Determine how many lines carry the word "your". Output that number only.

### Data shown
::::::::

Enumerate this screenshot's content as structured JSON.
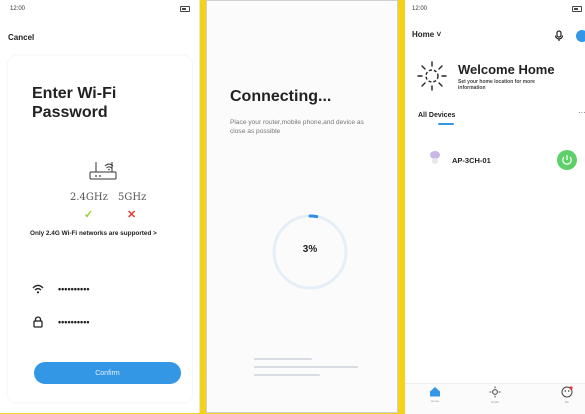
{
  "panel1": {
    "time": "12:00",
    "cancel": "Cancel",
    "title_line1": "Enter Wi-Fi",
    "title_line2": "Password",
    "band_24": "2.4GHz",
    "band_5": "5GHz",
    "mark_ok": "✓",
    "mark_no": "✕",
    "support_note": "Only 2.4G Wi-Fi networks are supported >",
    "wifi_name": "••••••••••",
    "password": "••••••••••",
    "confirm": "Confirm",
    "colors": {
      "accent": "#3397e6",
      "ok": "#9acd32",
      "no": "#e53935"
    }
  },
  "panel2": {
    "title": "Connecting...",
    "description": "Place your router,mobile phone,and device as close as possible",
    "percent_label": "3%",
    "progress": 0.03
  },
  "panel3": {
    "time": "12:00",
    "home_selector": "Home ˅",
    "welcome_title": "Welcome Home",
    "welcome_sub": "Set your home location for more information",
    "all_devices": "All Devices",
    "more": "···",
    "device_name": "AP-3CH-01",
    "tabs": [
      {
        "icon": "home-icon",
        "label": "Home"
      },
      {
        "icon": "scene-icon",
        "label": "Smart"
      },
      {
        "icon": "profile-icon",
        "label": "Me"
      }
    ],
    "colors": {
      "power": "#5fcf6a",
      "tab_active": "#3397e6"
    }
  }
}
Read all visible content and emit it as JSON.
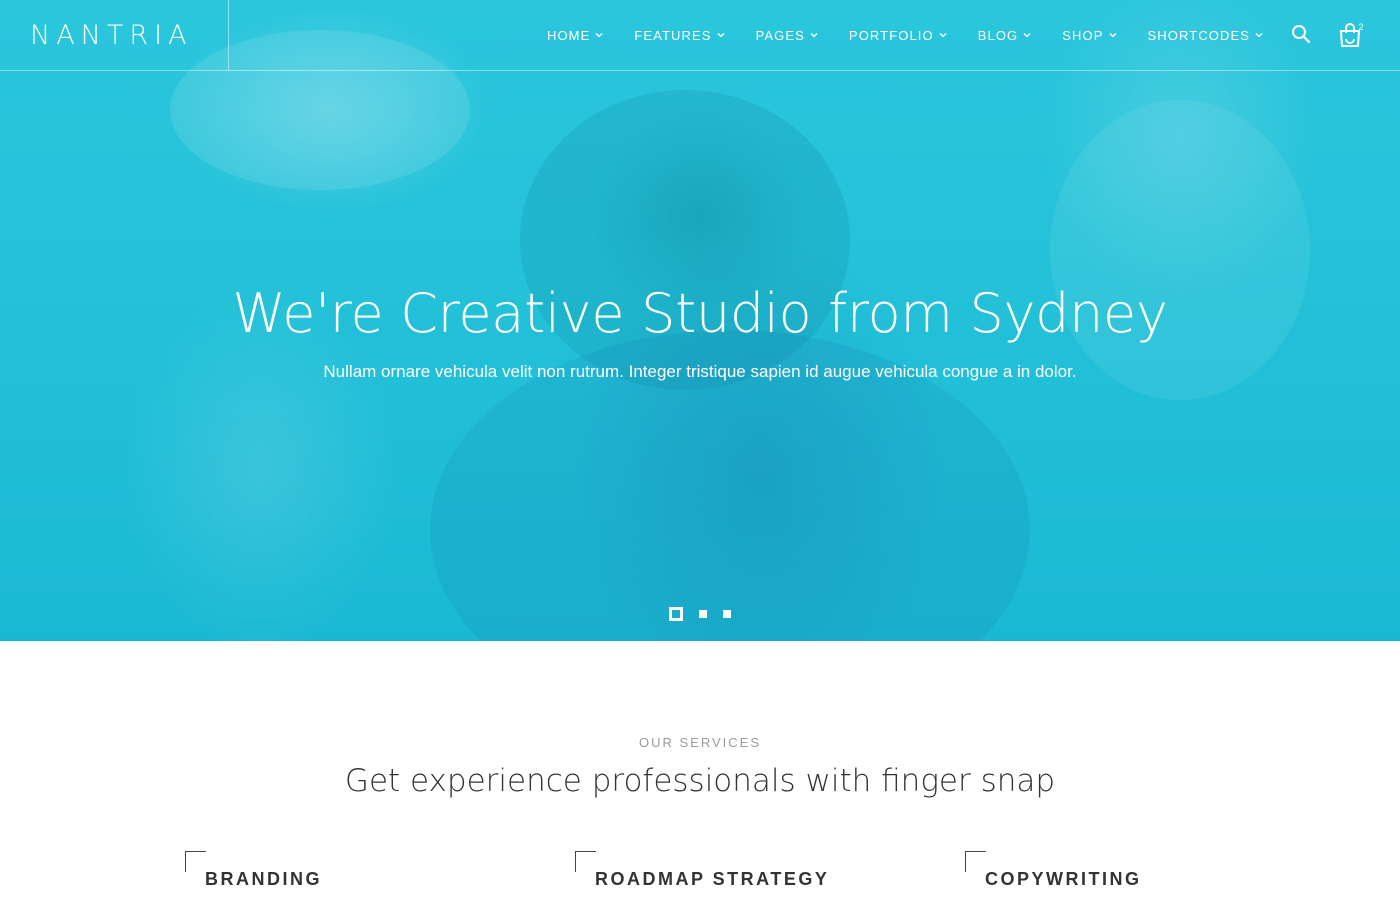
{
  "brand": {
    "logo": "NANTRIA",
    "accent": "#22c0d8"
  },
  "nav": {
    "items": [
      {
        "label": "HOME"
      },
      {
        "label": "FEATURES"
      },
      {
        "label": "PAGES"
      },
      {
        "label": "PORTFOLIO"
      },
      {
        "label": "BLOG"
      },
      {
        "label": "SHOP"
      },
      {
        "label": "SHORTCODES"
      }
    ],
    "search_icon": "search-icon",
    "cart_icon": "shopping-bag-icon",
    "cart_count": "2"
  },
  "hero": {
    "title": "We're Creative Studio from Sydney",
    "subtitle": "Nullam ornare vehicula velit non rutrum. Integer tristique sapien id augue vehicula congue a in dolor.",
    "slides": 3,
    "active_slide": 1
  },
  "services": {
    "eyebrow": "OUR SERVICES",
    "title": "Get experience professionals with finger snap",
    "items": [
      {
        "label": "BRANDING"
      },
      {
        "label": "ROADMAP STRATEGY"
      },
      {
        "label": "COPYWRITING"
      }
    ]
  }
}
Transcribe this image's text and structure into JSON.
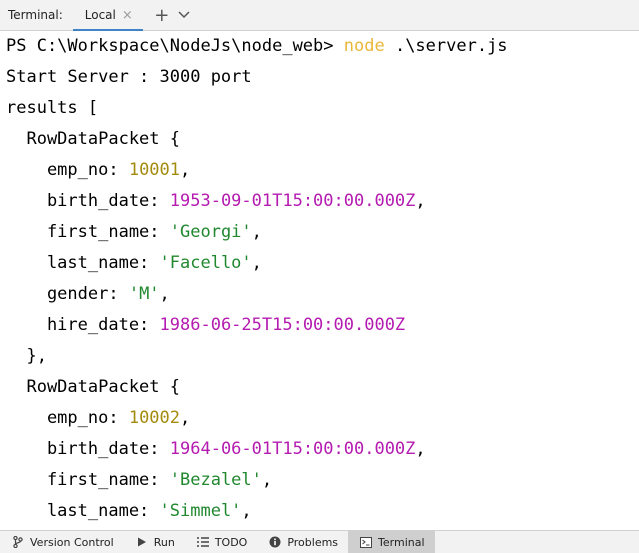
{
  "header": {
    "title": "Terminal:",
    "tabs": [
      {
        "label": "Local",
        "close": "×"
      }
    ],
    "new_tab": "+",
    "dropdown": "⌄"
  },
  "terminal": {
    "lines": [
      [
        {
          "t": "PS C:\\Workspace\\NodeJs\\node_web> "
        },
        {
          "t": "node",
          "c": "cmd"
        },
        {
          "t": " .\\server.js"
        }
      ],
      [
        {
          "t": "Start Server : 3000 port"
        }
      ],
      [
        {
          "t": "results ["
        }
      ],
      [
        {
          "t": "  RowDataPacket {"
        }
      ],
      [
        {
          "t": "    emp_no: "
        },
        {
          "t": "10001",
          "c": "num"
        },
        {
          "t": ","
        }
      ],
      [
        {
          "t": "    birth_date: "
        },
        {
          "t": "1953-09-01T15:00:00.000Z",
          "c": "date"
        },
        {
          "t": ","
        }
      ],
      [
        {
          "t": "    first_name: "
        },
        {
          "t": "'Georgi'",
          "c": "str"
        },
        {
          "t": ","
        }
      ],
      [
        {
          "t": "    last_name: "
        },
        {
          "t": "'Facello'",
          "c": "str"
        },
        {
          "t": ","
        }
      ],
      [
        {
          "t": "    gender: "
        },
        {
          "t": "'M'",
          "c": "str"
        },
        {
          "t": ","
        }
      ],
      [
        {
          "t": "    hire_date: "
        },
        {
          "t": "1986-06-25T15:00:00.000Z",
          "c": "date"
        }
      ],
      [
        {
          "t": "  },"
        }
      ],
      [
        {
          "t": "  RowDataPacket {"
        }
      ],
      [
        {
          "t": "    emp_no: "
        },
        {
          "t": "10002",
          "c": "num"
        },
        {
          "t": ","
        }
      ],
      [
        {
          "t": "    birth_date: "
        },
        {
          "t": "1964-06-01T15:00:00.000Z",
          "c": "date"
        },
        {
          "t": ","
        }
      ],
      [
        {
          "t": "    first_name: "
        },
        {
          "t": "'Bezalel'",
          "c": "str"
        },
        {
          "t": ","
        }
      ],
      [
        {
          "t": "    last_name: "
        },
        {
          "t": "'Simmel'",
          "c": "str"
        },
        {
          "t": ","
        }
      ]
    ]
  },
  "toolbar": {
    "items": [
      {
        "label": "Version Control",
        "icon": "branch-icon",
        "active": false
      },
      {
        "label": "Run",
        "icon": "play-icon",
        "active": false
      },
      {
        "label": "TODO",
        "icon": "list-icon",
        "active": false
      },
      {
        "label": "Problems",
        "icon": "info-icon",
        "active": false
      },
      {
        "label": "Terminal",
        "icon": "terminal-icon",
        "active": true
      }
    ]
  },
  "colors": {
    "command": "#e9b83a",
    "number": "#a48b0e",
    "date": "#b41bb0",
    "string": "#21882f",
    "tab_underline": "#4083c9"
  }
}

::::::::

### Written answer
2